**Dataset excerpt:**
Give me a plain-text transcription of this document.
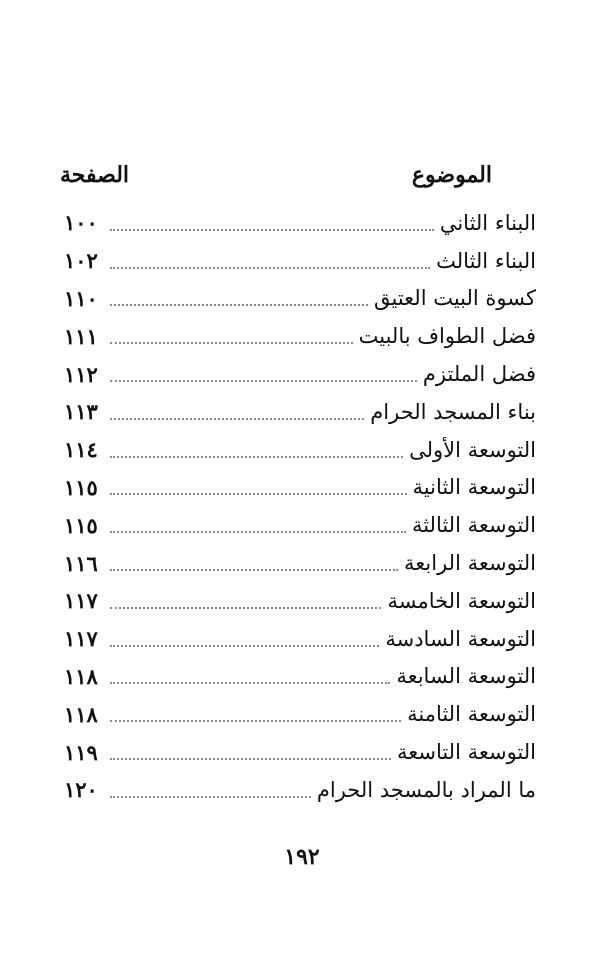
الموضوع
الصفحة
البناء الثاني
١٠٠
البناء الثالث
١٠٢
كسوة البيت العتيق
١١٠
فضل الطواف بالبيت
١١١
فضل الملتزم
١١٢
بناء المسجد الحرام
١١٣
التوسعة الأولى
١١٤
التوسعة الثانية
١١٥
التوسعة الثالثة
١١٥
التوسعة الرابعة
١١٦
التوسعة الخامسة
١١٧
التوسعة السادسة
١١٧
التوسعة السابعة
١١٨
التوسعة الثامنة
١١٨
التوسعة التاسعة
١١٩
ما المراد بالمسجد الحرام
١٢٠
١٩٢
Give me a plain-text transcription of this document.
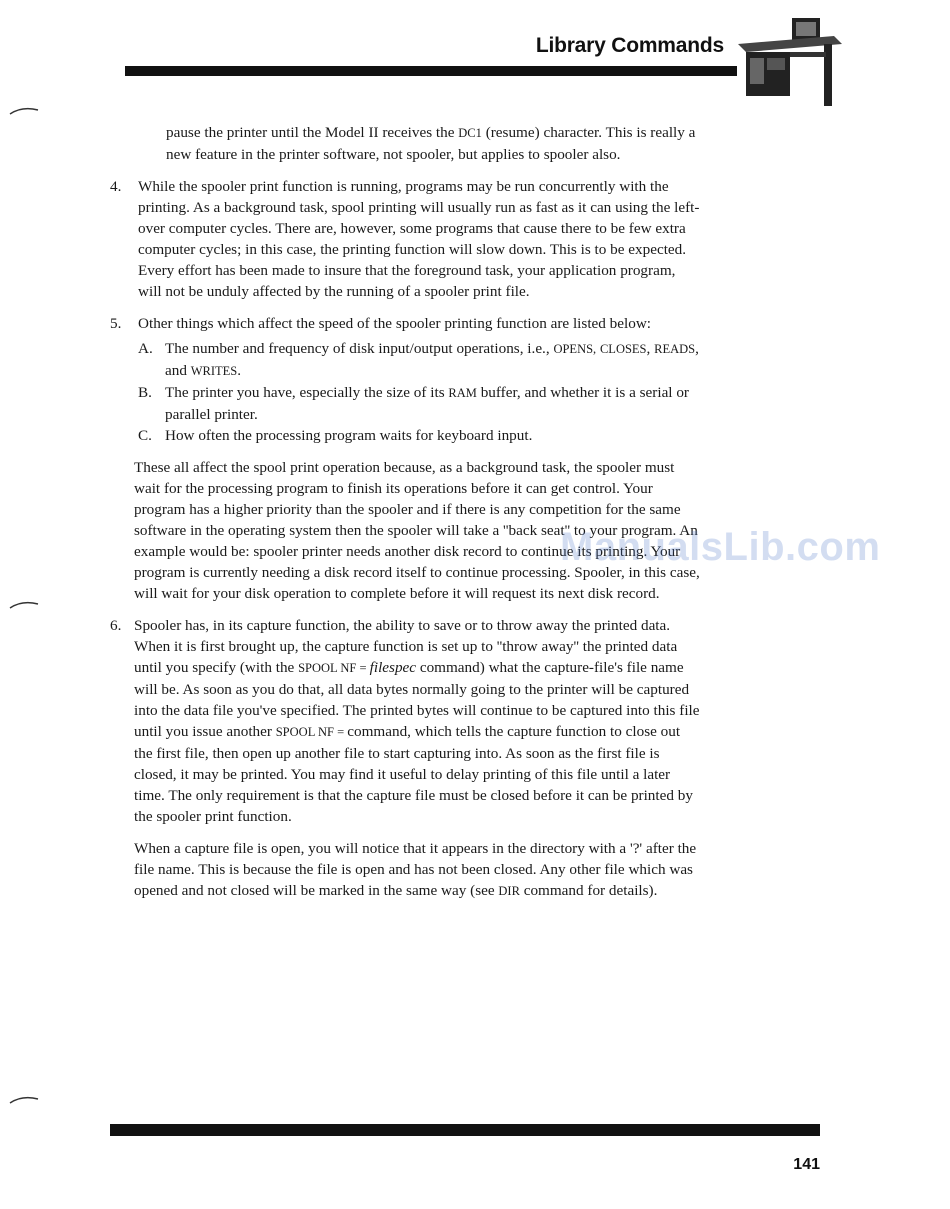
Library Commands

pause the printer until the Model II receives the DC1 (resume) character. This is really a new feature in the printer software, not spooler, but applies to spooler also.

4. While the spooler print function is running, programs may be run concurrently with the printing. As a background task, spool printing will usually run as fast as it can using the left-over computer cycles. There are, however, some programs that cause there to be few extra computer cycles; in this case, the printing function will slow down. This is to be expected. Every effort has been made to insure that the foreground task, your application program, will not be unduly affected by the running of a spooler print file.
5. Other things which affect the speed of the spooler printing function are listed below:
A. The number and frequency of disk input/output operations, i.e., OPENS, CLOSES, READS, and WRITES.
B. The printer you have, especially the size of its RAM buffer, and whether it is a serial or parallel printer.
C. How often the processing program waits for keyboard input.

These all affect the spool print operation because, as a background task, the spooler must wait for the processing program to finish its operations before it can get control. Your program has a higher priority than the spooler and if there is any competition for the same software in the operating system then the spooler will take a ''back seat'' to your program. An example would be: spooler printer needs another disk record to continue its printing. Your program is currently needing a disk record itself to continue processing. Spooler, in this case, will wait for your disk operation to complete before it will request its next disk record.

6. Spooler has, in its capture function, the ability to save or to throw away the printed data. When it is first brought up, the capture function is set up to ''throw away'' the printed data until you specify (with the SPOOL NF = filespec command) what the capture-file's file name will be. As soon as you do that, all data bytes normally going to the printer will be captured into the data file you've specified. The printed bytes will continue to be captured into this file until you issue another SPOOL NF = command, which tells the capture function to close out the first file, then open up another file to start capturing into. As soon as the first file is closed, it may be printed. You may find it useful to delay printing of this file until a later time. The only requirement is that the capture file must be closed before it can be printed by the spooler print function.

When a capture file is open, you will notice that it appears in the directory with a '?' after the file name. This is because the file is open and has not been closed. Any other file which was opened and not closed will be marked in the same way (see DIR command for details).

ManualsLib.com
141
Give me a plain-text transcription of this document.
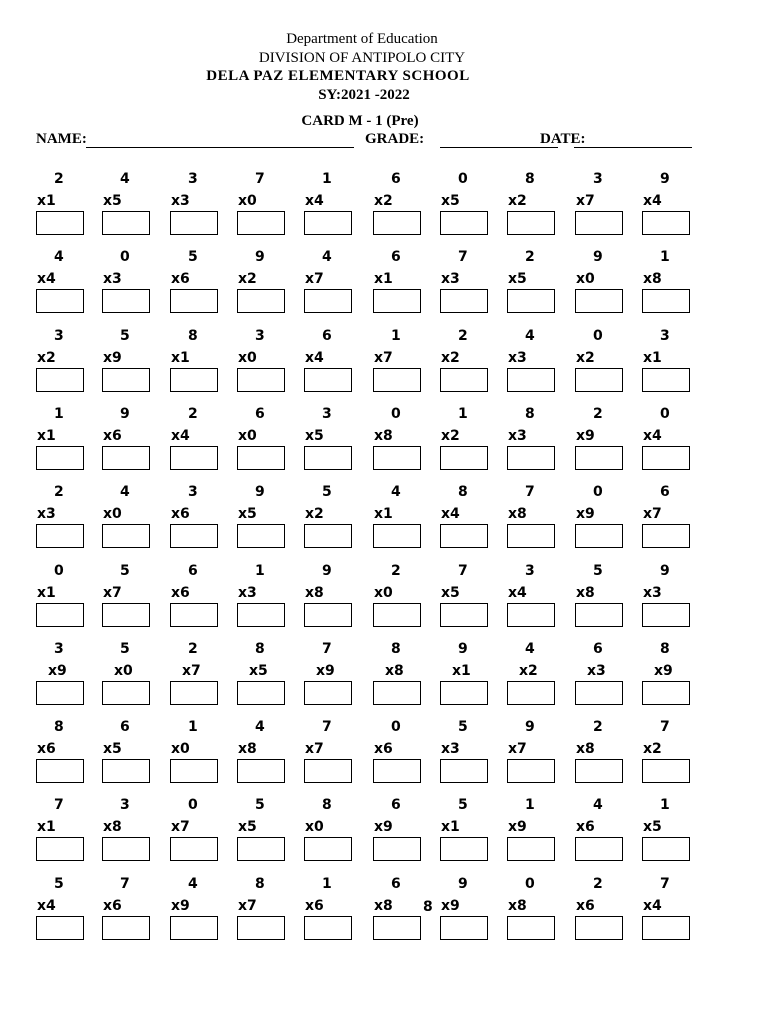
Department of Education

DIVISION OF ANTIPOLO CITY

DELA PAZ ELEMENTARY SCHOOL

SY:2021 -2022

CARD M - 1 (Pre)

NAME:	GRADE:	DATE:
2
x1
4
x5
3
x3
7
x0
1
x4
6
x2
0
x5
8
x2
3
x7
9
x4
4
x4
0
x3
5
x6
9
x2
4
x7
6
x1
7
x3
2
x5
9
x0
1
x8
3
x2
5
x9
8
x1
3
x0
6
x4
1
x7
2
x2
4
x3
0
x2
3
x1
1
x1
9
x6
2
x4
6
x0
3
x5
0
x8
1
x2
8
x3
2
x9
0
x4
2
x3
4
x0
3
x6
9
x5
5
x2
4
x1
8
x4
7
x8
0
x9
6
x7
0
x1
5
x7
6
x6
1
x3
9
x8
2
x0
7
x5
3
x4
5
x8
9
x3
3
x9
5
x0
2
x7
8
x5
7
x9
8
x8
9
x1
4
x2
6
x3
8
x9
8
x6
6
x5
1
x0
4
x8
7
x7
0
x6
5
x3
9
x7
2
x8
7
x2
7
x1
3
x8
0
x7
5
x5
8
x0
6
x9
5
x1
1
x9
4
x6
1
x5
5
x4
7
x6
4
x9
8
x7
1
x6
6
x8
9
x9
0
x8
2
x6
7
x4
8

**Task instructions:**
All of the data above should be quoted exactly, except for the pictures.

**Output below:**
Give me a plain-text transcription of this document.
الموضوع
الصفحة
البناء الثاني
١٠٠
البناء الثالث
١٠٢
كسوة البيت العتيق
١١٠
فضل الطواف بالبيت
١١١
فضل الملتزم
١١٢
بناء المسجد الحرام
١١٣
التوسعة الأولى
١١٤
التوسعة الثانية
١١٥
التوسعة الثالثة
١١٥
التوسعة الرابعة
١١٦
التوسعة الخامسة
١١٧
التوسعة السادسة
١١٧
التوسعة السابعة
١١٨
التوسعة الثامنة
١١٨
التوسعة التاسعة
١١٩
ما المراد بالمسجد الحرام
١٢٠
١٩٢
Give me a plain-text transcription of this document.
Library Commands

pause the printer until the Model II receives the DC1 (resume) character. This is really a new feature in the printer software, not spooler, but applies to spooler also.

4. While the spooler print function is running, programs may be run concurrently with the printing. As a background task, spool printing will usually run as fast as it can using the left-over computer cycles. There are, however, some programs that cause there to be few extra computer cycles; in this case, the printing function will slow down. This is to be expected. Every effort has been made to insure that the foreground task, your application program, will not be unduly affected by the running of a spooler print file.
5. Other things which affect the speed of the spooler printing function are listed below:
A. The number and frequency of disk input/output operations, i.e., OPENS, CLOSES, READS, and WRITES.
B. The printer you have, especially the size of its RAM buffer, and whether it is a serial or parallel printer.
C. How often the processing program waits for keyboard input.

These all affect the spool print operation because, as a background task, the spooler must wait for the processing program to finish its operations before it can get control. Your program has a higher priority than the spooler and if there is any competition for the same software in the operating system then the spooler will take a ''back seat'' to your program. An example would be: spooler printer needs another disk record to continue its printing. Your program is currently needing a disk record itself to continue processing. Spooler, in this case, will wait for your disk operation to complete before it will request its next disk record.

6. Spooler has, in its capture function, the ability to save or to throw away the printed data. When it is first brought up, the capture function is set up to ''throw away'' the printed data until you specify (with the SPOOL NF = filespec command) what the capture-file's file name will be. As soon as you do that, all data bytes normally going to the printer will be captured into the data file you've specified. The printed bytes will continue to be captured into this file until you issue another SPOOL NF = command, which tells the capture function to close out the first file, then open up another file to start capturing into. As soon as the first file is closed, it may be printed. You may find it useful to delay printing of this file until a later time. The only requirement is that the capture file must be closed before it can be printed by the spooler print function.

When a capture file is open, you will notice that it appears in the directory with a '?' after the file name. This is because the file is open and has not been closed. Any other file which was opened and not closed will be marked in the same way (see DIR command for details).

ManualsLib.com
141
Give me a plain-text transcription of this document.
Department of Education

DIVISION OF ANTIPOLO CITY

DELA PAZ ELEMENTARY SCHOOL

SY:2021 -2022

CARD M - 1 (Pre)

NAME:	GRADE:	DATE:
2
x1
4
x5
3
x3
7
x0
1
x4
6
x2
0
x5
8
x2
3
x7
9
x4
4
x4
0
x3
5
x6
9
x2
4
x7
6
x1
7
x3
2
x5
9
x0
1
x8
3
x2
5
x9
8
x1
3
x0
6
x4
1
x7
2
x2
4
x3
0
x2
3
x1
1
x1
9
x6
2
x4
6
x0
3
x5
0
x8
1
x2
8
x3
2
x9
0
x4
2
x3
4
x0
3
x6
9
x5
5
x2
4
x1
8
x4
7
x8
0
x9
6
x7
0
x1
5
x7
6
x6
1
x3
9
x8
2
x0
7
x5
3
x4
5
x8
9
x3
3
x9
5
x0
2
x7
8
x5
7
x9
8
x8
9
x1
4
x2
6
x3
8
x9
8
x6
6
x5
1
x0
4
x8
7
x7
0
x6
5
x3
9
x7
2
x8
7
x2
7
x1
3
x8
0
x7
5
x5
8
x0
6
x9
5
x1
1
x9
4
x6
1
x5
5
x4
7
x6
4
x9
8
x7
1
x6
6
x8
9
x9
0
x8
2
x6
7
x4
8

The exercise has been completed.